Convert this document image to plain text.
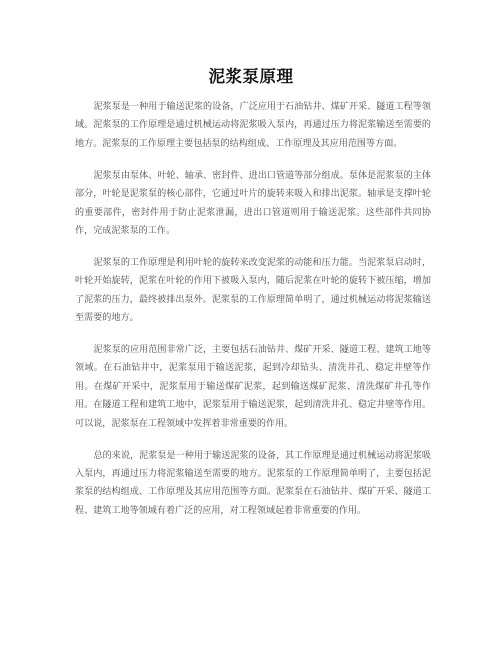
泥浆泵原理

泥浆泵是一种用于输送泥浆的设备，广泛应用于石油钻井、煤矿开采、隧道工程等领域。泥浆泵的工作原理是通过机械运动将泥浆吸入泵内，再通过压力将泥浆输送至需要的地方。泥浆泵的工作原理主要包括泵的结构组成、工作原理及其应用范围等方面。

泥浆泵由泵体、叶轮、轴承、密封件、进出口管道等部分组成。泵体是泥浆泵的主体部分，叶轮是泥浆泵的核心部件，它通过叶片的旋转来吸入和排出泥浆。轴承是支撑叶轮的重要部件，密封件用于防止泥浆泄漏，进出口管道则用于输送泥浆。这些部件共同协作，完成泥浆泵的工作。

泥浆泵的工作原理是利用叶轮的旋转来改变泥浆的动能和压力能。当泥浆泵启动时，叶轮开始旋转，泥浆在叶轮的作用下被吸入泵内，随后泥浆在叶轮的旋转下被压缩，增加了泥浆的压力，最终被排出泵外。泥浆泵的工作原理简单明了，通过机械运动将泥浆输送至需要的地方。

泥浆泵的应用范围非常广泛，主要包括石油钻井、煤矿开采、隧道工程、建筑工地等领域。在石油钻井中，泥浆泵用于输送泥浆，起到冷却钻头、清洗井孔、稳定井壁等作用。在煤矿开采中，泥浆泵用于输送煤矿泥浆，起到输送煤矿泥浆、清洗煤矿井孔等作用。在隧道工程和建筑工地中，泥浆泵用于输送泥浆，起到清洗井孔、稳定井壁等作用。可以说，泥浆泵在工程领域中发挥着非常重要的作用。

总的来说，泥浆泵是一种用于输送泥浆的设备，其工作原理是通过机械运动将泥浆吸入泵内，再通过压力将泥浆输送至需要的地方。泥浆泵的工作原理简单明了，主要包括泥浆泵的结构组成、工作原理及其应用范围等方面。泥浆泵在石油钻井、煤矿开采、隧道工程、建筑工地等领域有着广泛的应用，对工程领域起着非常重要的作用。
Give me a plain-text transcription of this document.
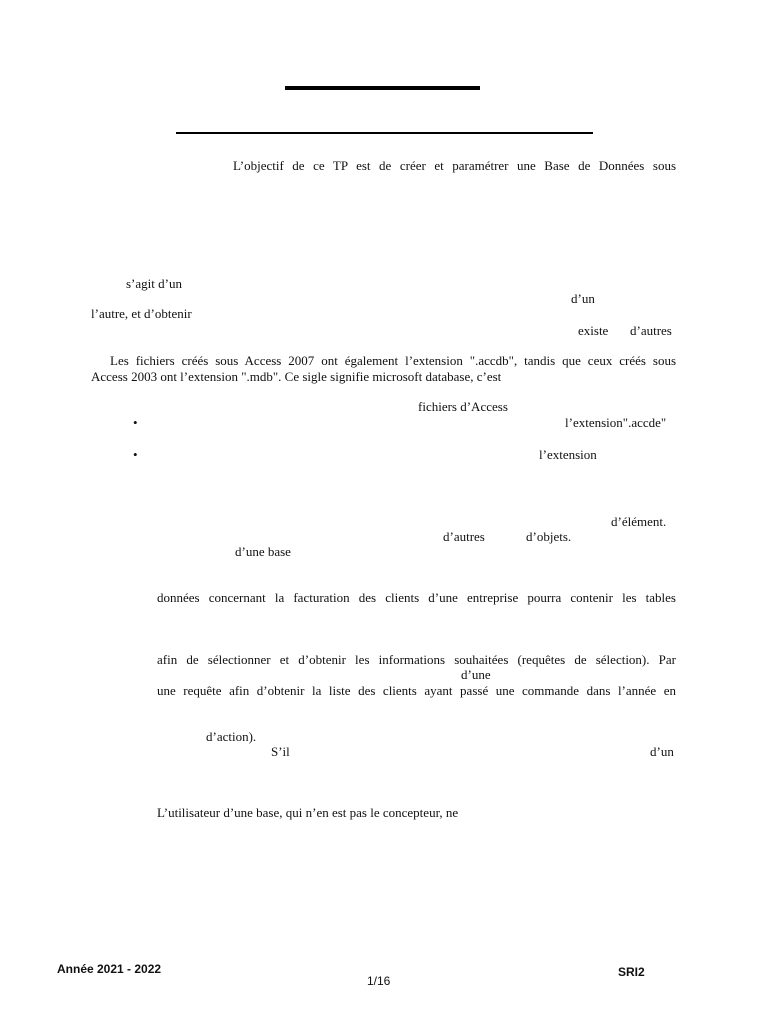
L’objectif de ce TP est de créer et paramétrer une Base de Données sous
s’agit d’un
d’un
l’autre, et d’obtenir
existe d’autres
Les fichiers créés sous Access 2007 ont également l’extension ".accdb", tandis que ceux créés sous
Access 2003 ont l’extension ".mdb". Ce sigle signifie microsoft database, c’est
fichiers d’Access
•	l’extension".accde"
•	l’extension
d’élément.
d’autres	d’objets.
d’une base
données concernant la facturation des clients d’une entreprise pourra contenir les tables
afin de sélectionner et d’obtenir les informations souhaitées (requêtes de sélection). Par
d’une
une requête afin d’obtenir la liste des clients ayant passé une commande dans l’année en
d’action).
S’il	d’un
L’utilisateur d’une base, qui n’en est pas le concepteur, ne
Année 2021 - 2022
1/16
SRI2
------------------------------------------------------------------------
__Exercise aim__
Nothing but the lines from the line containing "Give me a plain-text" through the last line of the records above is to be extracted, exactly and with no pictures.

__Complete output__
Give me a plain-text transcription of this document.
L’objectif de ce TP est de créer et paramétrer une Base de Données sous
s’agit d’un
d’un
l’autre, et d’obtenir
existe d’autres
Les fichiers créés sous Access 2007 ont également l’extension ".accdb", tandis que ceux créés sous
Access 2003 ont l’extension ".mdb". Ce sigle signifie microsoft database, c’est
fichiers d’Access
•	l’extension".accde"
•	l’extension
d’élément.
d’autres	d’objets.
d’une base
données concernant la facturation des clients d’une entreprise pourra contenir les tables
afin de sélectionner et d’obtenir les informations souhaitées (requêtes de sélection). Par
d’une
une requête afin d’obtenir la liste des clients ayant passé une commande dans l’année en
d’action).
S’il	d’un
L’utilisateur d’une base, qui n’en est pas le concepteur, ne
Année 2021 - 2022
1/16
SRI2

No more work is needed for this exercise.